-- start of RECORDS FOR PROCESSING --

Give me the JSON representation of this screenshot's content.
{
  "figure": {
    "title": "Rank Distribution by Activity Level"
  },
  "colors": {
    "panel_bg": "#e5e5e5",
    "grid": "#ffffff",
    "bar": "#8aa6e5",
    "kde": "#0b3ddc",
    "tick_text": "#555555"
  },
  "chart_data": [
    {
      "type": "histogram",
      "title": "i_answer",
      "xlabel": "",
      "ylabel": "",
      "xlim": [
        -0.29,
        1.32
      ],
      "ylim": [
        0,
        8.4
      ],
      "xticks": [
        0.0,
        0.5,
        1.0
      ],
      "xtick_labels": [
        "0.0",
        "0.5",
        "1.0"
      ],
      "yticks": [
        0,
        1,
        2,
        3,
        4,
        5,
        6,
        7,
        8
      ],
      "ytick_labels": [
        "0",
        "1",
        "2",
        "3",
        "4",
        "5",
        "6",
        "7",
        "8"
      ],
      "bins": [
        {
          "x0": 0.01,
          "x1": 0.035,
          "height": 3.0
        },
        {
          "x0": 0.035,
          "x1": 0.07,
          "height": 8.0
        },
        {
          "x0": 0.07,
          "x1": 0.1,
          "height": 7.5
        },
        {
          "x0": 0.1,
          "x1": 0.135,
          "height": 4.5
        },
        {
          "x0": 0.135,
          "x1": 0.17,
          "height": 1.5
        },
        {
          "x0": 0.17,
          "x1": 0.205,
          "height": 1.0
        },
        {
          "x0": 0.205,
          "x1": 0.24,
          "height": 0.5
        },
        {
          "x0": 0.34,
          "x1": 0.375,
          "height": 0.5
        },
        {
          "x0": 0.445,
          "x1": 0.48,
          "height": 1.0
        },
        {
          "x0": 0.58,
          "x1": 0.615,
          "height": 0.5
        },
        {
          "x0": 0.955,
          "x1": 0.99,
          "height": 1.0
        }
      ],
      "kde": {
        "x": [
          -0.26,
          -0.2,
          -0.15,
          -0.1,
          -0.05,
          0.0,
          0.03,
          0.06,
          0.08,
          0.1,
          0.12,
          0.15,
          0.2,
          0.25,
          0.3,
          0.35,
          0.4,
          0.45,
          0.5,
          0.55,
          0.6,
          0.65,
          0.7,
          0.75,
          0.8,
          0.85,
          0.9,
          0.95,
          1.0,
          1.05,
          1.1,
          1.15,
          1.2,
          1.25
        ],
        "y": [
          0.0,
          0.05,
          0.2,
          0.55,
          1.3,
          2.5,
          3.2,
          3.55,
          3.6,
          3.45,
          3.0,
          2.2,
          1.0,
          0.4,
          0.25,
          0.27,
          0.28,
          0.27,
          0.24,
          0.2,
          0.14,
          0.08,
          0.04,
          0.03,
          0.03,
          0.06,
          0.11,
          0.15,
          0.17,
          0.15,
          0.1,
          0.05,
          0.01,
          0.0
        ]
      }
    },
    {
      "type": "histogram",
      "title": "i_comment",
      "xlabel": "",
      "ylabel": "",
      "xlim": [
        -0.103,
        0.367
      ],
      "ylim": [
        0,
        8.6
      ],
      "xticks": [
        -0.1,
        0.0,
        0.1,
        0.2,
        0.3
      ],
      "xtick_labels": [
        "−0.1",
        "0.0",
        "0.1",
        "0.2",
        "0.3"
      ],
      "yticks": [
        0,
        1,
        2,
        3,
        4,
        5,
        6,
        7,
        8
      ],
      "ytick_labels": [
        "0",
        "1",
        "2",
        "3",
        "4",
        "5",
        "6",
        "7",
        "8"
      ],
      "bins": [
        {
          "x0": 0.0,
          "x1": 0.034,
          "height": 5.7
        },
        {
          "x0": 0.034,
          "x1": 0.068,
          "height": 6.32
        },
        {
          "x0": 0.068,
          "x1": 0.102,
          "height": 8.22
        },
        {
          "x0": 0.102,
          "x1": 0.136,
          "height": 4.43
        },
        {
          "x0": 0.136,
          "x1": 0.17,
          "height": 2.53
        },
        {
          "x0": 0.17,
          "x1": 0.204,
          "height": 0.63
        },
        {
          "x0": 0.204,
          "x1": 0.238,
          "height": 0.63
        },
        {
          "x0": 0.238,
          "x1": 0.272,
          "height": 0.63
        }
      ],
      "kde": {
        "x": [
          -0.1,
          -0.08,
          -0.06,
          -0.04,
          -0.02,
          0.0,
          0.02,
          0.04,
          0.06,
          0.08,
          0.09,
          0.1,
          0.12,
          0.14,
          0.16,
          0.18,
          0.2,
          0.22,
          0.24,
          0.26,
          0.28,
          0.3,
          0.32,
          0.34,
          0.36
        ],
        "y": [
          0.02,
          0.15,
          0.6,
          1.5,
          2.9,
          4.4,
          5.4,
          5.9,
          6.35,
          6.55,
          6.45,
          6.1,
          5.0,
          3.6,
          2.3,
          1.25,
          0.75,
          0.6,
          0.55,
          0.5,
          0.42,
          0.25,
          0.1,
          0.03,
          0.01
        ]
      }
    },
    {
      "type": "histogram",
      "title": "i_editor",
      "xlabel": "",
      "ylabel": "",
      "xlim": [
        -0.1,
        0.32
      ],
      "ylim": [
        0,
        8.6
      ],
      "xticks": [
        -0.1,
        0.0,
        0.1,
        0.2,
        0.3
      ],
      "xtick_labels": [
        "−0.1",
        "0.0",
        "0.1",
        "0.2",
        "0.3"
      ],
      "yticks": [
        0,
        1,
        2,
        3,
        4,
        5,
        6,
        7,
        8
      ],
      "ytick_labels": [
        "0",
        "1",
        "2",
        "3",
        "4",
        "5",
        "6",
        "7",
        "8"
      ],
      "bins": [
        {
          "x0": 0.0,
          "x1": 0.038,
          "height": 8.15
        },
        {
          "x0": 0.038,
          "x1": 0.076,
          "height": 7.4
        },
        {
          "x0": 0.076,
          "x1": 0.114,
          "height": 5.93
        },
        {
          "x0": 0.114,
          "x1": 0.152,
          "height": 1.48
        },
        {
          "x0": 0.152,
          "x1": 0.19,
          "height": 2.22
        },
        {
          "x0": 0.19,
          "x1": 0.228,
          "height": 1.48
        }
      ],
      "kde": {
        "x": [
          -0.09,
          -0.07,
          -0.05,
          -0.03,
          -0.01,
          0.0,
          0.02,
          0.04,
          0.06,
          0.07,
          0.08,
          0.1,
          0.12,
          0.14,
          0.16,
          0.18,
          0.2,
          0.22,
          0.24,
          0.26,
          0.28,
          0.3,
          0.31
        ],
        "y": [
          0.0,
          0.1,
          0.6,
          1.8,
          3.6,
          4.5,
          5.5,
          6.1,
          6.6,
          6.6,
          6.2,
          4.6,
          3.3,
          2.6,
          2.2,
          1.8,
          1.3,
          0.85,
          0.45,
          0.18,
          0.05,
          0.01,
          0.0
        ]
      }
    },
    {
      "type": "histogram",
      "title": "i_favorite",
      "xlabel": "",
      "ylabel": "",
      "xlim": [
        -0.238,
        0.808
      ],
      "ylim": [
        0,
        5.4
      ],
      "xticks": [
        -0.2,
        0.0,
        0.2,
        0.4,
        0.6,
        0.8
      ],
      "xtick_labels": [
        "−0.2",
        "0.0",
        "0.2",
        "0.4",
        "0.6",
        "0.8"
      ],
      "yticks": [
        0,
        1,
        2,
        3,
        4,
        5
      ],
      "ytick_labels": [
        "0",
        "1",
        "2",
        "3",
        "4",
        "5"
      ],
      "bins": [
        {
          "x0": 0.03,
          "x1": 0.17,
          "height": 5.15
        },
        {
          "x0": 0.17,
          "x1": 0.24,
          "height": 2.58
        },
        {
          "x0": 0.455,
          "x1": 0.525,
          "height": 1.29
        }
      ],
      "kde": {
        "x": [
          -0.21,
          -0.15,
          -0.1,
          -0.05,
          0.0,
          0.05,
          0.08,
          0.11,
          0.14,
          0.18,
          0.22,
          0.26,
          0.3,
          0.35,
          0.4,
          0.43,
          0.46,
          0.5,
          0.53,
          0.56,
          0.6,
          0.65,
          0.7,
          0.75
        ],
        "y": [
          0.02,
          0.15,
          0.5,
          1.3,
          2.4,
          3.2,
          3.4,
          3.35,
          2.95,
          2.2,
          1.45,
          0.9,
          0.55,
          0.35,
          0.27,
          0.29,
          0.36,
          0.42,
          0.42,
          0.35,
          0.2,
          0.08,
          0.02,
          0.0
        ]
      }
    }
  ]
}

-- end of RECORDS FOR PROCESSING --

◆ **WHAT IS NEEDED**
Say, as a bare number, how many lines in the entries above include the string "title".

◆ **EXERCISE SOLUTION**
5